- **Set exercise**:
Make an exact copy of the entries below.

[Data records]
********************
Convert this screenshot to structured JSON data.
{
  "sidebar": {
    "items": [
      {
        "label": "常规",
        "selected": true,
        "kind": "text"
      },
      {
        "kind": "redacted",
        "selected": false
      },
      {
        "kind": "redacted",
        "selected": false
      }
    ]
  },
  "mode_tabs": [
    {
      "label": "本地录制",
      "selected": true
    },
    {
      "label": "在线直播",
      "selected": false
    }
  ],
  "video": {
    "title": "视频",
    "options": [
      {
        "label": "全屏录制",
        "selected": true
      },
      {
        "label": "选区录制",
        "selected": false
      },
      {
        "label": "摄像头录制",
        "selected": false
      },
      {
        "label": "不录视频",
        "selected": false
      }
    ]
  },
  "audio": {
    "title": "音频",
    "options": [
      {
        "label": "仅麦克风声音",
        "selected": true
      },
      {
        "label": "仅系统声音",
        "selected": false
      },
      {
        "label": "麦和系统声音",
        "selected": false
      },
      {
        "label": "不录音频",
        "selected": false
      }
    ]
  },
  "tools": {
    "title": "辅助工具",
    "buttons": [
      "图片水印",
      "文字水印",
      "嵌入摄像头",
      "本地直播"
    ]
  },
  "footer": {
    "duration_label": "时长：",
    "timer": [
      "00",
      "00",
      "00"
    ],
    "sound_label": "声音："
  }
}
********************
- **Answer to the problem**:
Convert this screenshot to structured JSON data.
{
  "sidebar": {
    "items": [
      {
        "label": "常规",
        "selected": true,
        "kind": "text"
      },
      {
        "kind": "redacted",
        "selected": false
      },
      {
        "kind": "redacted",
        "selected": false
      }
    ]
  },
  "mode_tabs": [
    {
      "label": "本地录制",
      "selected": true
    },
    {
      "label": "在线直播",
      "selected": false
    }
  ],
  "video": {
    "title": "视频",
    "options": [
      {
        "label": "全屏录制",
        "selected": true
      },
      {
        "label": "选区录制",
        "selected": false
      },
      {
        "label": "摄像头录制",
        "selected": false
      },
      {
        "label": "不录视频",
        "selected": false
      }
    ]
  },
  "audio": {
    "title": "音频",
    "options": [
      {
        "label": "仅麦克风声音",
        "selected": true
      },
      {
        "label": "仅系统声音",
        "selected": false
      },
      {
        "label": "麦和系统声音",
        "selected": false
      },
      {
        "label": "不录音频",
        "selected": false
      }
    ]
  },
  "tools": {
    "title": "辅助工具",
    "buttons": [
      "图片水印",
      "文字水印",
      "嵌入摄像头",
      "本地直播"
    ]
  },
  "footer": {
    "duration_label": "时长：",
    "timer": [
      "00",
      "00",
      "00"
    ],
    "sound_label": "声音："
  }
}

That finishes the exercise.